(Data items)
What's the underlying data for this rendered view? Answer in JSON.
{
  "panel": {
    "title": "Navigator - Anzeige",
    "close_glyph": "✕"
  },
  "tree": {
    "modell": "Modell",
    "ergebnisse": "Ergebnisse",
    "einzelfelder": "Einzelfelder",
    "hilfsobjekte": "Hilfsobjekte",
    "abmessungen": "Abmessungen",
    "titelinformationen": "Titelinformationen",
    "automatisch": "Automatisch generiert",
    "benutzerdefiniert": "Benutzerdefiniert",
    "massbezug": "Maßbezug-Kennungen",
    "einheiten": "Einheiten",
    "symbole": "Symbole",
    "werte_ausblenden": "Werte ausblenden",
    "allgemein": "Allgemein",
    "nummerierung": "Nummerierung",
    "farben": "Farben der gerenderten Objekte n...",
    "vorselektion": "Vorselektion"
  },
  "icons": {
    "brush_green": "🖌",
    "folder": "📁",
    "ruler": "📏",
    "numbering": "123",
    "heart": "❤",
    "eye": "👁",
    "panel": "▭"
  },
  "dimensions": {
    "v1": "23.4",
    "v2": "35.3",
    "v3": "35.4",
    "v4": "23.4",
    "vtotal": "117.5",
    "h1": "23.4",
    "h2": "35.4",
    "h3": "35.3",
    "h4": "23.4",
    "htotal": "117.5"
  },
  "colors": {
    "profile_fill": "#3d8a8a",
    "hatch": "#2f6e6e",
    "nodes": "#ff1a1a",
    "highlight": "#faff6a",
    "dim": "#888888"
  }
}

** AIM **
Quote the data above in full, changing nothing.

** WRITTEN ANSWER **
What's the underlying data for this rendered view? Answer in JSON.
{
  "panel": {
    "title": "Navigator - Anzeige",
    "close_glyph": "✕"
  },
  "tree": {
    "modell": "Modell",
    "ergebnisse": "Ergebnisse",
    "einzelfelder": "Einzelfelder",
    "hilfsobjekte": "Hilfsobjekte",
    "abmessungen": "Abmessungen",
    "titelinformationen": "Titelinformationen",
    "automatisch": "Automatisch generiert",
    "benutzerdefiniert": "Benutzerdefiniert",
    "massbezug": "Maßbezug-Kennungen",
    "einheiten": "Einheiten",
    "symbole": "Symbole",
    "werte_ausblenden": "Werte ausblenden",
    "allgemein": "Allgemein",
    "nummerierung": "Nummerierung",
    "farben": "Farben der gerenderten Objekte n...",
    "vorselektion": "Vorselektion"
  },
  "icons": {
    "brush_green": "🖌",
    "folder": "📁",
    "ruler": "📏",
    "numbering": "123",
    "heart": "❤",
    "eye": "👁",
    "panel": "▭"
  },
  "dimensions": {
    "v1": "23.4",
    "v2": "35.3",
    "v3": "35.4",
    "v4": "23.4",
    "vtotal": "117.5",
    "h1": "23.4",
    "h2": "35.4",
    "h3": "35.3",
    "h4": "23.4",
    "htotal": "117.5"
  },
  "colors": {
    "profile_fill": "#3d8a8a",
    "hatch": "#2f6e6e",
    "nodes": "#ff1a1a",
    "highlight": "#faff6a",
    "dim": "#888888"
  }
}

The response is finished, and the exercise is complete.